- **BRIEF**
Print the entries below word for word; the pictures stay out of your copy.

# # # # #

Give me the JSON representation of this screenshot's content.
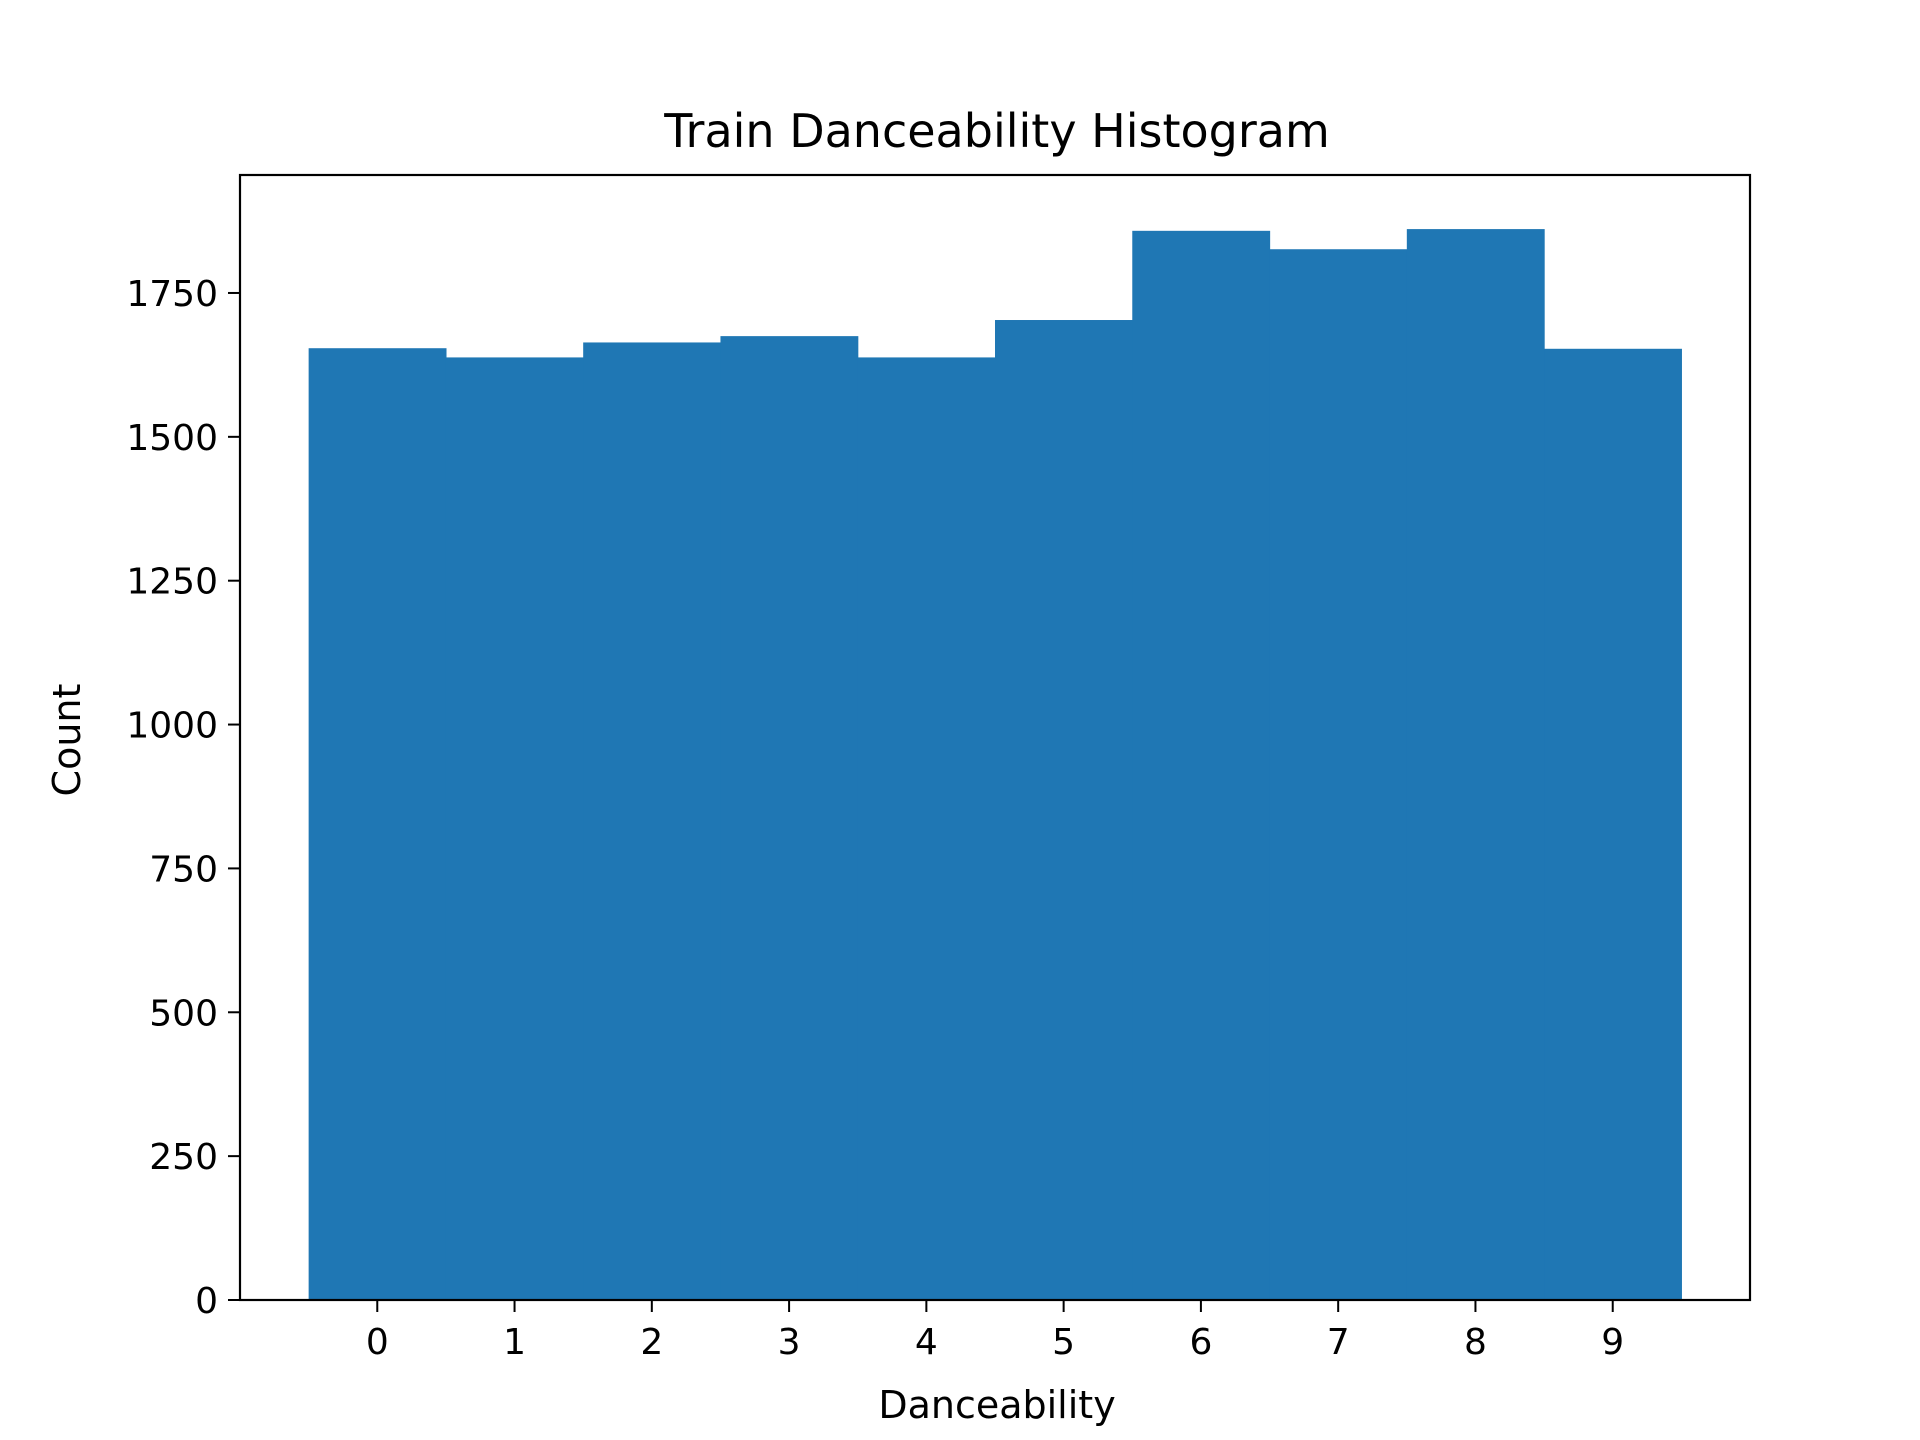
{
  "chart_data": {
    "type": "bar",
    "title": "Train Danceability Histogram",
    "xlabel": "Danceability",
    "ylabel": "Count",
    "categories": [
      "0",
      "1",
      "2",
      "3",
      "4",
      "5",
      "6",
      "7",
      "8",
      "9"
    ],
    "values": [
      1654,
      1638,
      1664,
      1675,
      1638,
      1703,
      1858,
      1826,
      1861,
      1653
    ],
    "ylim": [
      0,
      1955
    ],
    "yticks": [
      "0",
      "250",
      "500",
      "750",
      "1000",
      "1250",
      "1500",
      "1750"
    ],
    "grid": false,
    "bar_color": "#1f77b4"
  }
}
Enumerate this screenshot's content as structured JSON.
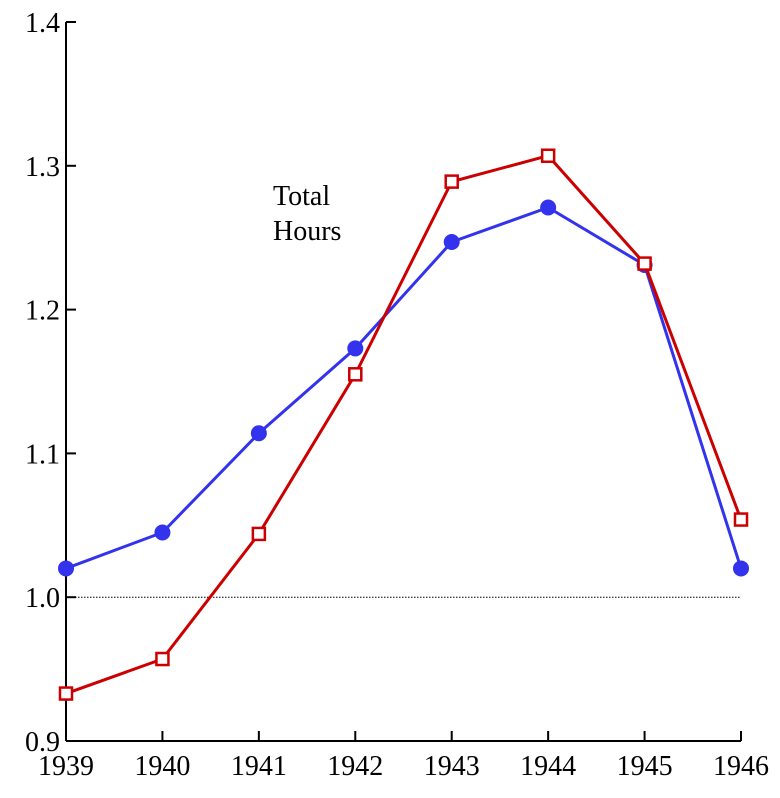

# # # # #

- **OUTPUT OF THE EXERCISE**
Give me the JSON representation of this screenshot's content.
{
  "chart_data": {
    "type": "bar",
    "title": "Train Danceability Histogram",
    "xlabel": "Danceability",
    "ylabel": "Count",
    "categories": [
      "0",
      "1",
      "2",
      "3",
      "4",
      "5",
      "6",
      "7",
      "8",
      "9"
    ],
    "values": [
      1654,
      1638,
      1664,
      1675,
      1638,
      1703,
      1858,
      1826,
      1861,
      1653
    ],
    "ylim": [
      0,
      1955
    ],
    "yticks": [
      "0",
      "250",
      "500",
      "750",
      "1000",
      "1250",
      "1500",
      "1750"
    ],
    "grid": false,
    "bar_color": "#1f77b4"
  }
}
Enumerate this screenshot's content as structured JSON.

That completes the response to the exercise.